#### [What to work on]
Restate the listing below word for word, omitting any images.

#### [Entries provided]
* Begin *

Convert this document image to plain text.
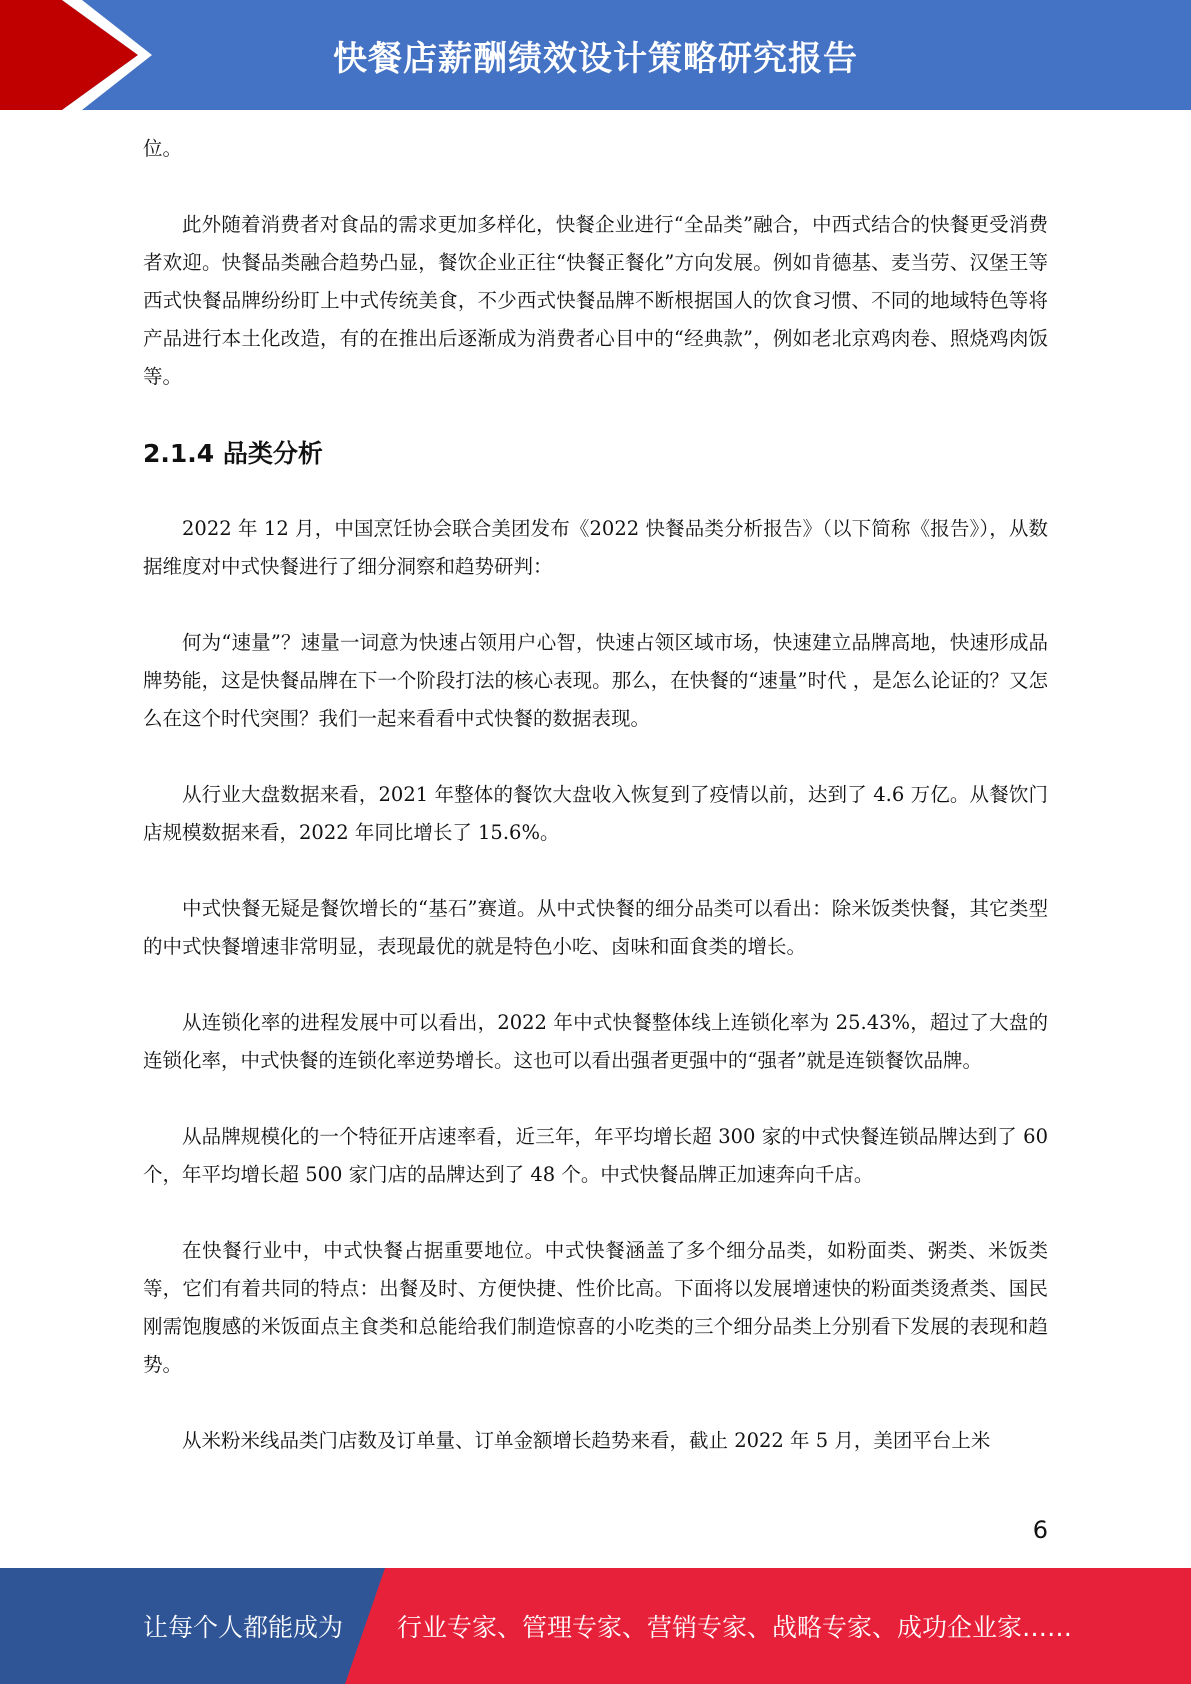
快餐店薪酬绩效设计策略研究报告

位。

此外随着消费者对食品的需求更加多样化，快餐企业进行“全品类”融合，中西式结合的快餐更受消费者欢迎。快餐品类融合趋势凸显，餐饮企业正往“快餐正餐化”方向发展。例如肯德基、麦当劳、汉堡王等西式快餐品牌纷纷盯上中式传统美食，不少西式快餐品牌不断根据国人的饮食习惯、不同的地域特色等将产品进行本土化改造，有的在推出后逐渐成为消费者心目中的“经典款”，例如老北京鸡肉卷、照烧鸡肉饭等。

2.1.4 品类分析

2022 年 12 月，中国烹饪协会联合美团发布《2022 快餐品类分析报告》（以下简称《报告》），从数据维度对中式快餐进行了细分洞察和趋势研判：

何为“速量”？速量一词意为快速占领用户心智，快速占领区域市场，快速建立品牌高地，快速形成品牌势能，这是快餐品牌在下一个阶段打法的核心表现。那么，在快餐的“速量”时代 ，是怎么论证的？又怎么在这个时代突围？我们一起来看看中式快餐的数据表现。

从行业大盘数据来看，2021 年整体的餐饮大盘收入恢复到了疫情以前，达到了 4.6 万亿。从餐饮门店规模数据来看，2022 年同比增长了 15.6%。

中式快餐无疑是餐饮增长的“基石”赛道。从中式快餐的细分品类可以看出：除米饭类快餐，其它类型的中式快餐增速非常明显，表现最优的就是特色小吃、卤味和面食类的增长。

从连锁化率的进程发展中可以看出，2022 年中式快餐整体线上连锁化率为 25.43%，超过了大盘的连锁化率，中式快餐的连锁化率逆势增长。这也可以看出强者更强中的“强者”就是连锁餐饮品牌。

从品牌规模化的一个特征开店速率看，近三年，年平均增长超 300 家的中式快餐连锁品牌达到了 60 个，年平均增长超 500 家门店的品牌达到了 48 个。中式快餐品牌正加速奔向千店。

在快餐行业中，中式快餐占据重要地位。中式快餐涵盖了多个细分品类，如粉面类、粥类、米饭类等，它们有着共同的特点：出餐及时、方便快捷、性价比高。下面将以发展增速快的粉面类烫煮类、国民刚需饱腹感的米饭面点主食类和总能给我们制造惊喜的小吃类的三个细分品类上分别看下发展的表现和趋势。

从米粉米线品类门店数及订单量、订单金额增长趋势来看，截止 2022 年 5 月，美团平台上米

6
让每个人都能成为 行业专家、管理专家、营销专家、战略专家、成功企业家……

* End *

#### [Exercise output]
Convert this document image to plain text.
快餐店薪酬绩效设计策略研究报告

位。

此外随着消费者对食品的需求更加多样化，快餐企业进行“全品类”融合，中西式结合的快餐更受消费者欢迎。快餐品类融合趋势凸显，餐饮企业正往“快餐正餐化”方向发展。例如肯德基、麦当劳、汉堡王等西式快餐品牌纷纷盯上中式传统美食，不少西式快餐品牌不断根据国人的饮食习惯、不同的地域特色等将产品进行本土化改造，有的在推出后逐渐成为消费者心目中的“经典款”，例如老北京鸡肉卷、照烧鸡肉饭等。

2.1.4 品类分析

2022 年 12 月，中国烹饪协会联合美团发布《2022 快餐品类分析报告》（以下简称《报告》），从数据维度对中式快餐进行了细分洞察和趋势研判：

何为“速量”？速量一词意为快速占领用户心智，快速占领区域市场，快速建立品牌高地，快速形成品牌势能，这是快餐品牌在下一个阶段打法的核心表现。那么，在快餐的“速量”时代 ，是怎么论证的？又怎么在这个时代突围？我们一起来看看中式快餐的数据表现。

从行业大盘数据来看，2021 年整体的餐饮大盘收入恢复到了疫情以前，达到了 4.6 万亿。从餐饮门店规模数据来看，2022 年同比增长了 15.6%。

中式快餐无疑是餐饮增长的“基石”赛道。从中式快餐的细分品类可以看出：除米饭类快餐，其它类型的中式快餐增速非常明显，表现最优的就是特色小吃、卤味和面食类的增长。

从连锁化率的进程发展中可以看出，2022 年中式快餐整体线上连锁化率为 25.43%，超过了大盘的连锁化率，中式快餐的连锁化率逆势增长。这也可以看出强者更强中的“强者”就是连锁餐饮品牌。

从品牌规模化的一个特征开店速率看，近三年，年平均增长超 300 家的中式快餐连锁品牌达到了 60 个，年平均增长超 500 家门店的品牌达到了 48 个。中式快餐品牌正加速奔向千店。

在快餐行业中，中式快餐占据重要地位。中式快餐涵盖了多个细分品类，如粉面类、粥类、米饭类等，它们有着共同的特点：出餐及时、方便快捷、性价比高。下面将以发展增速快的粉面类烫煮类、国民刚需饱腹感的米饭面点主食类和总能给我们制造惊喜的小吃类的三个细分品类上分别看下发展的表现和趋势。

从米粉米线品类门店数及订单量、订单金额增长趋势来看，截止 2022 年 5 月，美团平台上米

6
让每个人都能成为 行业专家、管理专家、营销专家、战略专家、成功企业家……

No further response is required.